--- begin Extracted records ---
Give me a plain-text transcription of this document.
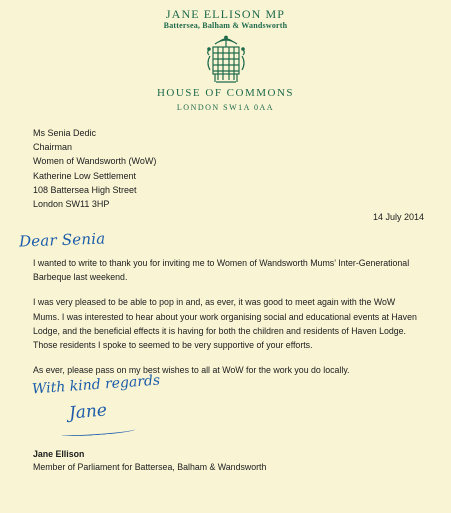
JANE ELLISON MP
Battersea, Balham & Wandsworth
HOUSE OF COMMONS
LONDON SW1A 0AA
Ms Senia Dedic
Chairman
Women of Wandsworth (WoW)
Katherine Low Settlement
108 Battersea High Street
London SW11 3HP
14 July 2014
Dear Senia

I wanted to write to thank you for inviting me to Women of Wandsworth Mums’ Inter-Generational Barbeque last weekend.

I was very pleased to be able to pop in and, as ever, it was good to meet again with the WoW Mums. I was interested to hear about your work organising social and educational events at Haven Lodge, and the beneficial effects it is having for both the children and residents of Haven Lodge. Those residents I spoke to seemed to be very supportive of your efforts.

As ever, please pass on my best wishes to all at WoW for the work you do locally.

With kind regards
Jane
Jane Ellison
Member of Parliament for Battersea, Balham & Wandsworth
--- end Extracted records ---
— Task brief —
Set down the records in full and exactly. Do not carry over any image.

— Output of the task —
Give me a plain-text transcription of this document.
JANE ELLISON MP
Battersea, Balham & Wandsworth
HOUSE OF COMMONS
LONDON SW1A 0AA
Ms Senia Dedic
Chairman
Women of Wandsworth (WoW)
Katherine Low Settlement
108 Battersea High Street
London SW11 3HP
14 July 2014
Dear Senia

I wanted to write to thank you for inviting me to Women of Wandsworth Mums’ Inter-Generational Barbeque last weekend.

I was very pleased to be able to pop in and, as ever, it was good to meet again with the WoW Mums. I was interested to hear about your work organising social and educational events at Haven Lodge, and the beneficial effects it is having for both the children and residents of Haven Lodge. Those residents I spoke to seemed to be very supportive of your efforts.

As ever, please pass on my best wishes to all at WoW for the work you do locally.

With kind regards
Jane
Jane Ellison
Member of Parliament for Battersea, Balham & Wandsworth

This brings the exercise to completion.